Written problem → Scan the records and identify every line in which the string "tentang" occurs, then return those lines.

Material provided →
━━━━━━━━━━━━━━━━━━━━

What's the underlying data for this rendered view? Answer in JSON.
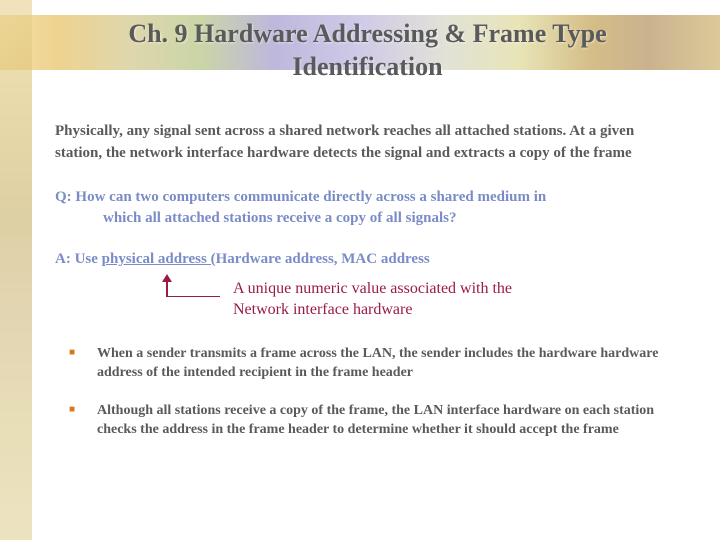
{
  "title": "Ch. 9 Hardware Addressing & Frame Type Identification",
  "intro": "Physically, any signal sent across a shared network reaches all attached stations. At a given station, the network interface hardware detects the signal and extracts a copy of the frame",
  "question_line1": "Q: How can two computers communicate directly across a shared medium in",
  "question_line2": "which all attached stations receive a copy of all signals?",
  "answer_prefix": "A: Use ",
  "answer_underlined": "physical address (",
  "answer_suffix": "Hardware address, MAC address",
  "annotation_line1": "A unique numeric value associated with the",
  "annotation_line2": "Network interface hardware",
  "bullets": [
    "When a sender transmits a frame across the LAN, the sender includes the hardware hardware address of the intended recipient in the frame header",
    "Although all stations receive a copy of the frame, the LAN interface hardware on each station checks the address in the frame header to determine whether it should accept the frame"
  ]
}
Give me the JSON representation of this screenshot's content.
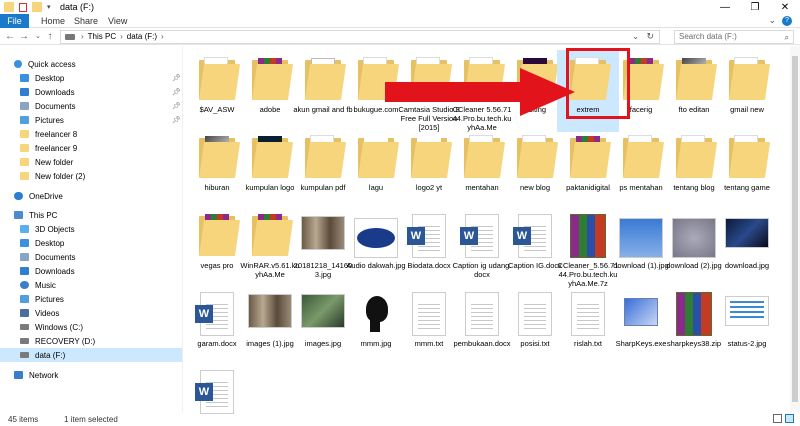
{
  "window": {
    "title": "data (F:)",
    "minimize": "—",
    "maximize": "❐",
    "close": "✕"
  },
  "ribbon": {
    "tabs": [
      "File",
      "Home",
      "Share",
      "View"
    ],
    "help": "?"
  },
  "address": {
    "crumbs": [
      "This PC",
      "data (F:)"
    ],
    "separator": "›",
    "search_placeholder": "Search data (F:)"
  },
  "nav": {
    "quick_access": "Quick access",
    "quick_items": [
      {
        "label": "Desktop",
        "pinned": true
      },
      {
        "label": "Downloads",
        "pinned": true
      },
      {
        "label": "Documents",
        "pinned": true
      },
      {
        "label": "Pictures",
        "pinned": true
      },
      {
        "label": "freelancer 8",
        "pinned": false
      },
      {
        "label": "freelancer 9",
        "pinned": false
      },
      {
        "label": "New folder",
        "pinned": false
      },
      {
        "label": "New folder (2)",
        "pinned": false
      }
    ],
    "onedrive": "OneDrive",
    "this_pc": "This PC",
    "pc_items": [
      "3D Objects",
      "Desktop",
      "Documents",
      "Downloads",
      "Music",
      "Pictures",
      "Videos",
      "Windows (C:)",
      "RECOVERY (D:)",
      "data (F:)"
    ],
    "network": "Network"
  },
  "files": [
    {
      "name": "$AV_ASW",
      "type": "folder"
    },
    {
      "name": "adobe",
      "type": "folder-rar"
    },
    {
      "name": "akun gmail and fb",
      "type": "folder-sheet"
    },
    {
      "name": "bukugue.com",
      "type": "folder"
    },
    {
      "name": "Camtasia Studio 8 Free Full Version [2015]",
      "type": "folder"
    },
    {
      "name": "CCleaner 5.56.7144.Pro.bu.tech.kuyhAa.Me",
      "type": "folder"
    },
    {
      "name": "editing",
      "type": "folder-pr"
    },
    {
      "name": "extrem",
      "type": "folder-selected"
    },
    {
      "name": "facerig",
      "type": "folder-rar"
    },
    {
      "name": "fto editan",
      "type": "folder-photo"
    },
    {
      "name": "gmail new",
      "type": "folder"
    },
    {
      "name": "hiburan",
      "type": "folder-photo"
    },
    {
      "name": "kumpulan logo",
      "type": "folder-dark"
    },
    {
      "name": "kumpulan pdf",
      "type": "folder"
    },
    {
      "name": "lagu",
      "type": "folder-blue"
    },
    {
      "name": "logo2 yt",
      "type": "folder-bw"
    },
    {
      "name": "mentahan",
      "type": "folder"
    },
    {
      "name": "new blog",
      "type": "folder"
    },
    {
      "name": "paktanidigital",
      "type": "folder-rar"
    },
    {
      "name": "ps mentahan",
      "type": "folder"
    },
    {
      "name": "tentang blog",
      "type": "folder"
    },
    {
      "name": "tentang game",
      "type": "folder"
    },
    {
      "name": "vegas pro",
      "type": "folder-rar"
    },
    {
      "name": "WinRAR.v5.61.kuyhAa.Me",
      "type": "folder-rar"
    },
    {
      "name": "20181218_141603.jpg",
      "type": "image-wide"
    },
    {
      "name": "Audio dakwah.jpg",
      "type": "image-logo"
    },
    {
      "name": "Biodata.docx",
      "type": "word"
    },
    {
      "name": "Caption ig udang.docx",
      "type": "word"
    },
    {
      "name": "Caption IG.docx",
      "type": "word"
    },
    {
      "name": "CCleaner_5.56.7144.Pro.bu.tech.kuyhAa.Me.7z",
      "type": "rar"
    },
    {
      "name": "download (1).jpg",
      "type": "image-blue"
    },
    {
      "name": "download (2).jpg",
      "type": "image-gray"
    },
    {
      "name": "download.jpg",
      "type": "image-dark"
    },
    {
      "name": "garam.docx",
      "type": "word"
    },
    {
      "name": "images (1).jpg",
      "type": "image-wide"
    },
    {
      "name": "images.jpg",
      "type": "image-green"
    },
    {
      "name": "mmm.jpg",
      "type": "image-silhouette"
    },
    {
      "name": "mmm.txt",
      "type": "text"
    },
    {
      "name": "pembukaan.docx",
      "type": "text"
    },
    {
      "name": "posisi.txt",
      "type": "text"
    },
    {
      "name": "rislah.txt",
      "type": "text"
    },
    {
      "name": "SharpKeys.exe",
      "type": "exe"
    },
    {
      "name": "sharpkeys38.zip",
      "type": "rar"
    },
    {
      "name": "status-2.jpg",
      "type": "image-screen"
    },
    {
      "name": "",
      "type": "word"
    }
  ],
  "status": {
    "count": "45 items",
    "selected": "1 item selected"
  },
  "colors": {
    "accent": "#1979ca",
    "selection": "#cce8ff",
    "highlight_border": "#e3131b",
    "folder": "#f6d57c"
  }
}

━━━━━━━━━━━━━━━━━━━━

Complete response →
      "name": "tentang blog",
      "name": "tentang game",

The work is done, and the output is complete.